**REQUEST:** Continue the judgment passage on inter-State sales tax, starting right after its last sentence.

**DOCUMENT PASSAGE:**

════════

Explanation 1.-Where goods are delivered to a carrier or other bailee for transmission, the movement of the goods shall, for the purposes of Clause (b) be deemed to commrnence at the time of such delivery and terminate at the time when delivery is taken from such carrier or bailee.
Explanation 2.-Where the movement of goods commences and terminates in the same State it shall not be deemed to be a movement of goods from one State to another by reason merely of the fact that in the course of such movement the goods pass through the territory of any other State.
10. Section 4 defines 'inside sale' ; but it is subject to the definition under Section 3, and Section 5 states what are 'export and import' sales. Briefly summarised, the definition of 'inside sale' under the Act is such sale transactions where the ownerships in the goods situated in the State pass within the State. Therefore, it would be outside sales for the other States, and would not be taxable. Then come the two limitations upon the authority to tax even such transaction and they are where the sale be in course of export, which is because of Article 286(1)(b), or it be inter-State which is due to definition of inside sales being made subject to such sales under the aforesaid Central enactment. The latter rule is also enacted by Section 26(1) (b) of the General Sales Tax Act, which provides that tax on the sale or purchase of any goods shall not be imposed where such sale or purchase takes place in the course of inter-State trade or commerce. The State enactment does not define what inter-State sale is as that has been done by the Central Sales Tax Act, and we are, for ascertaining what such sales are, bound to rely on Section 3 of that Central Act or the authorities dealing with the section. Very briefly that section defines the sales to be where the transaction causes transfer of ownership in the goods and provides for outside movement of the goods as well or where the ownership is transferred when the goods be in transit. It follows that where the transaction be inside sale and yet it be causing the goods to move, it would be inter-State sale and exempt under Section 26(1)(b) of the General Sales Tax Act. Whatever doubt there may have been concerning the position, it is clarified in Tata Iron and Steel Co. Ltd. v. S. R. Sarkar  11 S.T.C. 655 at p. 666. There Shah, J., delivering the majority judgment has observed as follows :-
A sale being by the definition, transfer of property, becomes taxable under Section 3(a) if the movement of goods from one State to another is under a covenant or incident of the contract of sale, and the property in the goods passes to the. purchaser otherwise than by transfer of documents of title when the goods are in movement from one State to another. In respect of an inter-State sale, the tax is leviable only once and that indicates that the two clauses of Section 3 are mutually exclusive. A sale taxable as falling within Clause (a) of Section 3, will be excluded from the purview of Clause (b) of Section 3; otherwise certain sales may be liable to tax under both the clauses and the two States may, in respect of a single sale, claim to levy the tax contrary to the plain intendment of Sections 6 and 9 of the Act.
11. The same learned Judge again observes at page 667 thus :--
In our view, therefore, within Clause (b) of Section 3 are included sales in which property in the goods passes during the movement of the goods from one State to another by transfer of documents of title thereto : Clause (a) of Section 3 covers sales, other than those included in Clause (b), in which the movement of goods from one State to another is the result of a covenant or incident of the contract of sale, and property in the goods passes in either State.

════════

**RECORDS SUPPLIED:**
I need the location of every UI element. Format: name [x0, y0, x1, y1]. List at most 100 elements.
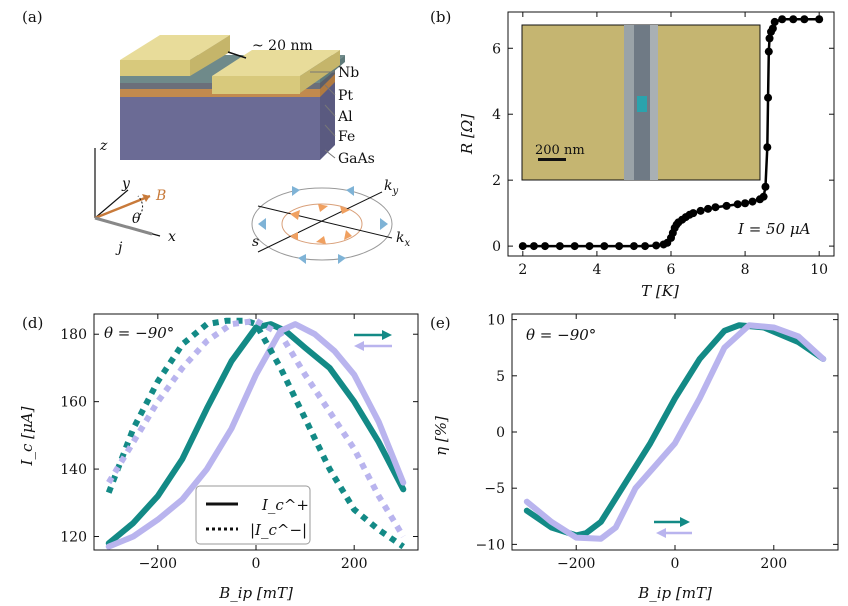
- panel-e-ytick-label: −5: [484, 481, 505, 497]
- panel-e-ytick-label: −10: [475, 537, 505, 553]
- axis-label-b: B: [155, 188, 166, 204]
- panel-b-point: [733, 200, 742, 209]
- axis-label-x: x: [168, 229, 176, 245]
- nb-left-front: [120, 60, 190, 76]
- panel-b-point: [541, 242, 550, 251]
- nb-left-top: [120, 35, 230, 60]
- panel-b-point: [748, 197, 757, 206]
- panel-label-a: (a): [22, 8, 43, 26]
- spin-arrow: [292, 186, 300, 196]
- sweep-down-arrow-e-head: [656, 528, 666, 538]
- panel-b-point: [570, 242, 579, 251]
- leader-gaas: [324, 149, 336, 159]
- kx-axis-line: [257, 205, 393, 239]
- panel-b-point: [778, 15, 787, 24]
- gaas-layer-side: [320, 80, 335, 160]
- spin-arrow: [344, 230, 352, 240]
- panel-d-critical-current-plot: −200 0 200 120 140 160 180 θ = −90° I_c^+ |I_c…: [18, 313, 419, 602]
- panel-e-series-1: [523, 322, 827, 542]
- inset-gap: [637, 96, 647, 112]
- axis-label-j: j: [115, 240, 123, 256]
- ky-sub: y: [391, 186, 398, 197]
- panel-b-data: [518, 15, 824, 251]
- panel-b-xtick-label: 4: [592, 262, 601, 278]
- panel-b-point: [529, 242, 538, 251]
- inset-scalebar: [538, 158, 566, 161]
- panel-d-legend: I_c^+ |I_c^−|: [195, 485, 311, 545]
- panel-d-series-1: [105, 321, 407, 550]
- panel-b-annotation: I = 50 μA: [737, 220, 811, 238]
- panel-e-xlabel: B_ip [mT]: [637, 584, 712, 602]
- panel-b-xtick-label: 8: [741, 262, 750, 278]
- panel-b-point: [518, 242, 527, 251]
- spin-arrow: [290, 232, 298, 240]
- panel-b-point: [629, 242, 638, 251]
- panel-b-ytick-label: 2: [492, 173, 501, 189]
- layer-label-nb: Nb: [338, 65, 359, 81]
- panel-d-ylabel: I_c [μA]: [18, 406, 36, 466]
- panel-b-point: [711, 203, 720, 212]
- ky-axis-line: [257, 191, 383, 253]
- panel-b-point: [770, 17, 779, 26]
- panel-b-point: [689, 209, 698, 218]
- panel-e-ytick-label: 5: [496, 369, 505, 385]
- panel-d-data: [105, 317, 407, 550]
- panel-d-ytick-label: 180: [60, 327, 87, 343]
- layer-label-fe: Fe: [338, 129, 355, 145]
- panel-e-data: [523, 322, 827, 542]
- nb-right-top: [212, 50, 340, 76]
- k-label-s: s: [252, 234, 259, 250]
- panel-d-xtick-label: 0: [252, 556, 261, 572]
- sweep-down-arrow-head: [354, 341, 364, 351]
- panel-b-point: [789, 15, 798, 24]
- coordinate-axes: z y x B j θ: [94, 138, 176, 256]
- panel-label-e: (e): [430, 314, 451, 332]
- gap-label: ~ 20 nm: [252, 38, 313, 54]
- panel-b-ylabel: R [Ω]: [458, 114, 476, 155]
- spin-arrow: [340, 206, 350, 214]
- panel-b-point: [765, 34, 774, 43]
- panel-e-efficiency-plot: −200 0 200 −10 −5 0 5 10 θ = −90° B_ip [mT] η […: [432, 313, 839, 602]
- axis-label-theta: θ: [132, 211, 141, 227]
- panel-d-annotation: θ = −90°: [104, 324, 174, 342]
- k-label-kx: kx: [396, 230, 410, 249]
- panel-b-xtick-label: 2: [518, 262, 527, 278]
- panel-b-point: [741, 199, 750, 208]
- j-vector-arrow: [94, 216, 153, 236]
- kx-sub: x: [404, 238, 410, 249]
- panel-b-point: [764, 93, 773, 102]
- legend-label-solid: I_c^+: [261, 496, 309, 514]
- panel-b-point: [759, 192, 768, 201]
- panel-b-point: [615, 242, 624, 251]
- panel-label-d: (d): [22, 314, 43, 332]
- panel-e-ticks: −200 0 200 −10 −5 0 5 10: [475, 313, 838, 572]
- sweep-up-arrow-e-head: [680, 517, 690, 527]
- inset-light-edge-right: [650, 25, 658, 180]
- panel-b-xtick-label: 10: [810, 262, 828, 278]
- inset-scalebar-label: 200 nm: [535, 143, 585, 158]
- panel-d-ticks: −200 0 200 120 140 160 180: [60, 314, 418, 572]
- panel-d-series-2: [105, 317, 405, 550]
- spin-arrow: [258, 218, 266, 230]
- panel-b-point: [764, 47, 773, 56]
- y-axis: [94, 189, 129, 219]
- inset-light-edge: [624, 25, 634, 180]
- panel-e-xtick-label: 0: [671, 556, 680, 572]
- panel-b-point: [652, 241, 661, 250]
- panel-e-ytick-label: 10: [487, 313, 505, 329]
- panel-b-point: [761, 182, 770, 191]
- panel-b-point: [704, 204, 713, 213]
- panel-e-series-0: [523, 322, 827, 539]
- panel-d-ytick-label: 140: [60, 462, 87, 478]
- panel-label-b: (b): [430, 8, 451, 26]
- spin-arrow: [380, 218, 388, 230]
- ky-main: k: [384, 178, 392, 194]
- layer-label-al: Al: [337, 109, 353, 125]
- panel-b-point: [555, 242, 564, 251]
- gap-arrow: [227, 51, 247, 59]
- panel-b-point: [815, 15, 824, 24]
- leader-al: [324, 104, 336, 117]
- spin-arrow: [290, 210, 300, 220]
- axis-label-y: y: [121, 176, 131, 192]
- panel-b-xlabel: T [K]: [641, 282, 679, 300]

════════

**ANSWER TO THIS EXERCISE:**
12. It should be noted that Sarkar, J., interpreted the two clauses differently, for the learned Judge who delivered the minority judgment observes as follows:-
We take Clause (a) of Section 3 first. That clause contemplates a sale which occasions the movement of goods from one State to another. The words 'sale which occasions the movement' should create no difficulty. It is apparent from the Explanation in Section 2(a) ... that they mean 'moved by reason of the sale'. The question then arises, when does a sale occasion the movement of goods sold? It seems clear to us that a sale can occasion the movement of the goods sold only when the terms of the sale provide that the goods would be moved; in other words, a sale occasions a movement of goods when the contract of sale so provides.
13. We turn now to the sale contemplated by Clause (b) of Section 3. That is a sale effected by a transfer of documents of title to the goods during their movement from one State to another. What then is a sale effected by a transfer of documents of title In our view, it can only be a sale where the property in the goods sold is passed by a transfer of documents of title. It is well known that in many cases of sale, property in the goods sold is transferred by a transfer of documents of title to them'.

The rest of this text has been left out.